◆ Request
State how many lines contain the string "bound", and write nothing else.

◆ Raw records
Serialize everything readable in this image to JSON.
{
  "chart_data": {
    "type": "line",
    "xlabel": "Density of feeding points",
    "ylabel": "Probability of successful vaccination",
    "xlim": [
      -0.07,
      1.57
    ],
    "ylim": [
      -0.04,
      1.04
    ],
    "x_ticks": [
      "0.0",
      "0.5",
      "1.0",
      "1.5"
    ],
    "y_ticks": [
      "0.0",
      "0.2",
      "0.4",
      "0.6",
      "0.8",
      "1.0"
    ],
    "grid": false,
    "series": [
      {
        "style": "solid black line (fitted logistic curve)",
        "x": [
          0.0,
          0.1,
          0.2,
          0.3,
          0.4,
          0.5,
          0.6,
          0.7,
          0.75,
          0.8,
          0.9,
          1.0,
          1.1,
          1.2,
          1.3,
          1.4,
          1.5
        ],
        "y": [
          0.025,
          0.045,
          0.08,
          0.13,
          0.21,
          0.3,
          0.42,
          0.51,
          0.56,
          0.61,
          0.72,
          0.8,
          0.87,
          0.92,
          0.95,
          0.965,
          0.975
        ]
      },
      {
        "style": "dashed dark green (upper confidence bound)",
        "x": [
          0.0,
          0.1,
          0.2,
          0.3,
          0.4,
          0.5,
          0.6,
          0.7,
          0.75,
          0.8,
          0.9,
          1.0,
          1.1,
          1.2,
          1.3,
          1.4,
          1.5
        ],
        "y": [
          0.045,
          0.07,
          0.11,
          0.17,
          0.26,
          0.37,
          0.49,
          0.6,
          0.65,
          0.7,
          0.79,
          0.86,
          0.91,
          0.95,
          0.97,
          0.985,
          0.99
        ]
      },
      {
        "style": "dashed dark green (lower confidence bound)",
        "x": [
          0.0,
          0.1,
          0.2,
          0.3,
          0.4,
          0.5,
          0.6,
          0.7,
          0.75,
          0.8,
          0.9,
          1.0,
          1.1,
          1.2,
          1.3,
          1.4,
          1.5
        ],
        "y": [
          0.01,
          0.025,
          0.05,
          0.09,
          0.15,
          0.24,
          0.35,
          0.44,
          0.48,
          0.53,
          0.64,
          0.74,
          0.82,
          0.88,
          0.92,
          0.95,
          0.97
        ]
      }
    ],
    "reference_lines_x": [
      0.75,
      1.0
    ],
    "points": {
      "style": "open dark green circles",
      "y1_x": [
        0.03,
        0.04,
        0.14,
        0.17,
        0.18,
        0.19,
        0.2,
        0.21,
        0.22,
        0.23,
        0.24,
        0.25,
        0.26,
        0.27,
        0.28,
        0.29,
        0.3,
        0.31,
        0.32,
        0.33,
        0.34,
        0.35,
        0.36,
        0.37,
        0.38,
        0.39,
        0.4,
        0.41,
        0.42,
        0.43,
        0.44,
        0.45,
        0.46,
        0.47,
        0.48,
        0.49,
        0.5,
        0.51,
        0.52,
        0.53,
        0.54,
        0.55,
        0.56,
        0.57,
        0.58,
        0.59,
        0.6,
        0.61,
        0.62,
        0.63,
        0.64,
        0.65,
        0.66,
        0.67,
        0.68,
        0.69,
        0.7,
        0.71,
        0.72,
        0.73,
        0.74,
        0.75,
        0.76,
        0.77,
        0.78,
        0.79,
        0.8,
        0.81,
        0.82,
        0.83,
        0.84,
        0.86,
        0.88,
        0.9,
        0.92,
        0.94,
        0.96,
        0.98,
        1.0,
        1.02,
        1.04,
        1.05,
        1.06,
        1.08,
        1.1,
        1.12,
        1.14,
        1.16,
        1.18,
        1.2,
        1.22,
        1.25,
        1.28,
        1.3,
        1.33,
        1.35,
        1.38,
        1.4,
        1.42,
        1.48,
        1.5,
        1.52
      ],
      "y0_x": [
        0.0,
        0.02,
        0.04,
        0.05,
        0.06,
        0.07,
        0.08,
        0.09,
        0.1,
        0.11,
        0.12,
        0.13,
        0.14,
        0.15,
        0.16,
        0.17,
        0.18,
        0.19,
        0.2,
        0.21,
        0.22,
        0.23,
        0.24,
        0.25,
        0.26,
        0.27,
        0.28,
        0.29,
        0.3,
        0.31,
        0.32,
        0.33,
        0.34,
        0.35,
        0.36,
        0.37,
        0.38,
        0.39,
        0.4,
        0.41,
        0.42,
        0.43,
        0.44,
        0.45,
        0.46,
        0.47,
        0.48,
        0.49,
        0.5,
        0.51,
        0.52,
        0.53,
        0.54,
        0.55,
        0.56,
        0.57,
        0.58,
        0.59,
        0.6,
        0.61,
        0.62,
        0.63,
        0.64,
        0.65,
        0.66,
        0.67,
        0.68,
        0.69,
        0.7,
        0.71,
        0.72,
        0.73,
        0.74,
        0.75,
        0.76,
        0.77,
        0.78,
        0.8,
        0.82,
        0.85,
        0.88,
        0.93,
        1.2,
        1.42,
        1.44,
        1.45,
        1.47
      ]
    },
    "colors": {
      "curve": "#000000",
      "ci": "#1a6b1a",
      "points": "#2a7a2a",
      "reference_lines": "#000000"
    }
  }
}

◆ Solution to this task
2